• [CHALLENGES]
A) Please copy out the stretch of the Fed passage from "But it’s true" through "let alone something constructive.".
B) In the Fed passage, what S&P 500 level would get the Fed buying more bonds, according to the surveyed fund managers?

• [SELECTED TEXT]
How low would stocks have to go to bring Ben Bernanke off the sidelines?

A 17% drop in the U.S. blue chips would probably suffice, say big fund managers surveyed this month by Bank of America Merrill Lynch.



About that wealth effect...

The S&P 500 would have to hit 1100 to get the Fed buying more bonds to prop up domestic demand for goods and services, according to the survey of 265 managers overseeing nearly $800 billion in assets.

The index was at 1327 Wednesday. As it happens, the push for QE2 started last August when the S&P dropped below 1100.

For now, the consensus among investors is that the Fed will do its best to avoid another round of quantitative easing. The latest attempt was almost universally (and mostly wrong-headedly) attacked for goosing commodity prices and failing to reduce unemployment. The reality no one seems to want to face up to is that Fed policy ultimately has little impact on these things.

But it’s true too that the economy is not in any great danger of perking up anytime soon, which will leave unemployment hanging around 9% and over time put pressure on Bernanke to try, try again – particularly as it seems we cannot count on Congress to do anything, let alone something constructive.

• [MATERIAL PROVIDED]

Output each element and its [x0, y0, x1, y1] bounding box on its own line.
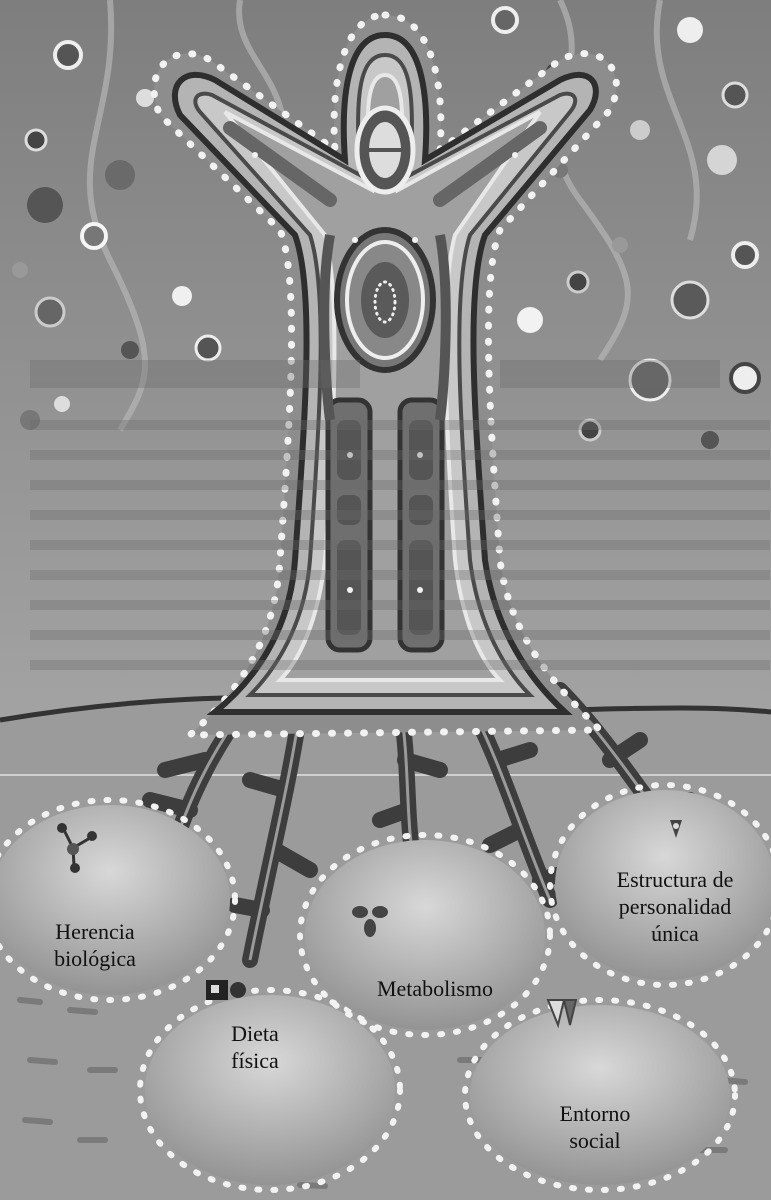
label-metabolismo: Metabolismo: [345, 975, 525, 1002]
label-herencia-biologica: Herencia biológica: [20, 918, 170, 972]
food-icon: [206, 980, 246, 1000]
label-dieta-fisica: Dieta física: [200, 1020, 310, 1074]
label-estructura-personalidad: Estructura de personalidad única: [590, 866, 760, 947]
label-entorno-social: Entorno social: [535, 1100, 655, 1154]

• [RESULTS BY TASK]
A)
But it’s true too that the economy is not in any great danger of perking up anytime soon, which will leave unemployment hanging around 9% and over time put pressure on Bernanke to try, try again – particularly as it seems we cannot count on Congress to do anything, let alone something constructive.

B) 1100